*STATED TASK:*
For each line below that contains the string "conversations", copy that line.

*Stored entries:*
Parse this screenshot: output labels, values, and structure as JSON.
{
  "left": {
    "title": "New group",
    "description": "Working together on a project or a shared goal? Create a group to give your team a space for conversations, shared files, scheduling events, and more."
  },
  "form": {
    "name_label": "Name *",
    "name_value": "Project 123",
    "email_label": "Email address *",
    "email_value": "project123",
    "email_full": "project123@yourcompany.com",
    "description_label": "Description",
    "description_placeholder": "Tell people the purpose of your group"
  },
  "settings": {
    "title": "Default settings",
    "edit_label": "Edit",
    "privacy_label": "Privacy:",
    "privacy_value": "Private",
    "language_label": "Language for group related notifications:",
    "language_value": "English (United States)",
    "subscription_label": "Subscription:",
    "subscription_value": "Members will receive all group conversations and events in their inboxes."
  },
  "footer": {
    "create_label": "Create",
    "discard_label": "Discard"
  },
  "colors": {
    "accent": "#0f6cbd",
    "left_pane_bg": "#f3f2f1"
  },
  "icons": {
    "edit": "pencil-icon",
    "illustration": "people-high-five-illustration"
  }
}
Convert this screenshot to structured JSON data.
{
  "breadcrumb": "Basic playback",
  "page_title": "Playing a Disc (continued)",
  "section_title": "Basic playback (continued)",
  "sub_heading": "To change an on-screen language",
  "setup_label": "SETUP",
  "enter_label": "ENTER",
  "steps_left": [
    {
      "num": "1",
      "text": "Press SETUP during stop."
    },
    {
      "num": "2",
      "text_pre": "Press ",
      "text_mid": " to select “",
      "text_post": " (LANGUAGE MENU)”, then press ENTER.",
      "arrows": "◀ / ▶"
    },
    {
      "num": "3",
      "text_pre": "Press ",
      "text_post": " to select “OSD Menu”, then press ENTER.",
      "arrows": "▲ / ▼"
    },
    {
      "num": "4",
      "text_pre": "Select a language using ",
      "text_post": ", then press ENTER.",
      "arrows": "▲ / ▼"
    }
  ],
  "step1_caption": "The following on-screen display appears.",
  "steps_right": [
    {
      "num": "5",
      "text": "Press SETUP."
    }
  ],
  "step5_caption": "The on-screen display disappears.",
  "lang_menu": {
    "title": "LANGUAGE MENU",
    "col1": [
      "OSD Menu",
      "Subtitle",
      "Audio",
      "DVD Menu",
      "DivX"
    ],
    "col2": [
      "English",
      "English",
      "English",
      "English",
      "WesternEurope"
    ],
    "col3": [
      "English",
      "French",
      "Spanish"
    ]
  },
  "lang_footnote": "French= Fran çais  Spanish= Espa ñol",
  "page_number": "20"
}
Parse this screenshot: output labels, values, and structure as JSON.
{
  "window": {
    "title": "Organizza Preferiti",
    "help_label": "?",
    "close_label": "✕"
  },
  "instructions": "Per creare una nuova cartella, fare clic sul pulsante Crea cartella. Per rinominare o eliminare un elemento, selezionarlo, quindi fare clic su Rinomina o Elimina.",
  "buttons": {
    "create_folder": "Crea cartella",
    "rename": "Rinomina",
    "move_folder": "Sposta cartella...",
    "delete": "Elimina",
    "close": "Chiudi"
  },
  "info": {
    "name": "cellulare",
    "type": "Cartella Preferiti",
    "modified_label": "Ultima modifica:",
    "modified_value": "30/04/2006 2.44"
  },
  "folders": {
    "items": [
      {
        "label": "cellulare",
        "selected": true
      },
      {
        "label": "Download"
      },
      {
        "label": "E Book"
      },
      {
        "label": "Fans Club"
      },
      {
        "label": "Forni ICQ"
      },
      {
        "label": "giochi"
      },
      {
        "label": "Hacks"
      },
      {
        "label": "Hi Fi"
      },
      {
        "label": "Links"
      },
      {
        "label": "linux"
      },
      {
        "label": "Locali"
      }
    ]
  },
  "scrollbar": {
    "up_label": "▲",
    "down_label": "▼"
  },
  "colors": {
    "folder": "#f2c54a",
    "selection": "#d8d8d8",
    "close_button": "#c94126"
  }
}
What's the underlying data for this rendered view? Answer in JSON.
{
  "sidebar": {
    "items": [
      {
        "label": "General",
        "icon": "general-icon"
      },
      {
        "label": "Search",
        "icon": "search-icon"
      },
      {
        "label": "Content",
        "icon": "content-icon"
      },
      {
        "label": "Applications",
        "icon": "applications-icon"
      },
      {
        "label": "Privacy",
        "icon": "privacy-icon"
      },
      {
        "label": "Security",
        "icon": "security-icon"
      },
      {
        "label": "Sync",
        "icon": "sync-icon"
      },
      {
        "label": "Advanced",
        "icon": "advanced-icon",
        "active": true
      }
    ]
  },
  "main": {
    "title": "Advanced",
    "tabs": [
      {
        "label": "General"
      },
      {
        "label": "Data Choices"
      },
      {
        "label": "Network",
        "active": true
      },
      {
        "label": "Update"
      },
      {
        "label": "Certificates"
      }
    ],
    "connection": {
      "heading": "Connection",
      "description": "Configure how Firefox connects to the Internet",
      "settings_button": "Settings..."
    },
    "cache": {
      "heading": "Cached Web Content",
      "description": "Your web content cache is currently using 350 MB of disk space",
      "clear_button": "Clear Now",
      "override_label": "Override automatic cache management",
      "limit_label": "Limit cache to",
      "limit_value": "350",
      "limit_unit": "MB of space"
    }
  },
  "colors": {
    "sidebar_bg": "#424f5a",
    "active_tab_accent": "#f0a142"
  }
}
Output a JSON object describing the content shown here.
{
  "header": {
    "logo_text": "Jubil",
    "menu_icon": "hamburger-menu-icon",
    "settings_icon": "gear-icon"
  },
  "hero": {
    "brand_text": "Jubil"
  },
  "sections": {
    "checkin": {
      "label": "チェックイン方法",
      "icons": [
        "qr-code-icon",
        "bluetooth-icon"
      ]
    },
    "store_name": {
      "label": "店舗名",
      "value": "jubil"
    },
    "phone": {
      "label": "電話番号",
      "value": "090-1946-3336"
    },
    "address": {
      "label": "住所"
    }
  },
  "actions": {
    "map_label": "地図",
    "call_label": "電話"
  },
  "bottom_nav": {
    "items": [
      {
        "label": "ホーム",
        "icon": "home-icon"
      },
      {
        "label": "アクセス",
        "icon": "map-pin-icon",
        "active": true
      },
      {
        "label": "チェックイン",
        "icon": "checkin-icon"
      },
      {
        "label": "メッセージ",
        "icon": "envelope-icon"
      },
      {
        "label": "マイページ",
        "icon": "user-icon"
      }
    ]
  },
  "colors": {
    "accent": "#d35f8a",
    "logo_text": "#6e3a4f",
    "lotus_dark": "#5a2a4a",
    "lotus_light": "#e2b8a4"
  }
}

*EXERCISE RESPONSE:*
    "description": "Working together on a project or a shared goal? Create a group to give your team a space for conversations, shared files, scheduling events, and more."
    "subscription_value": "Members will receive all group conversations and events in their inboxes."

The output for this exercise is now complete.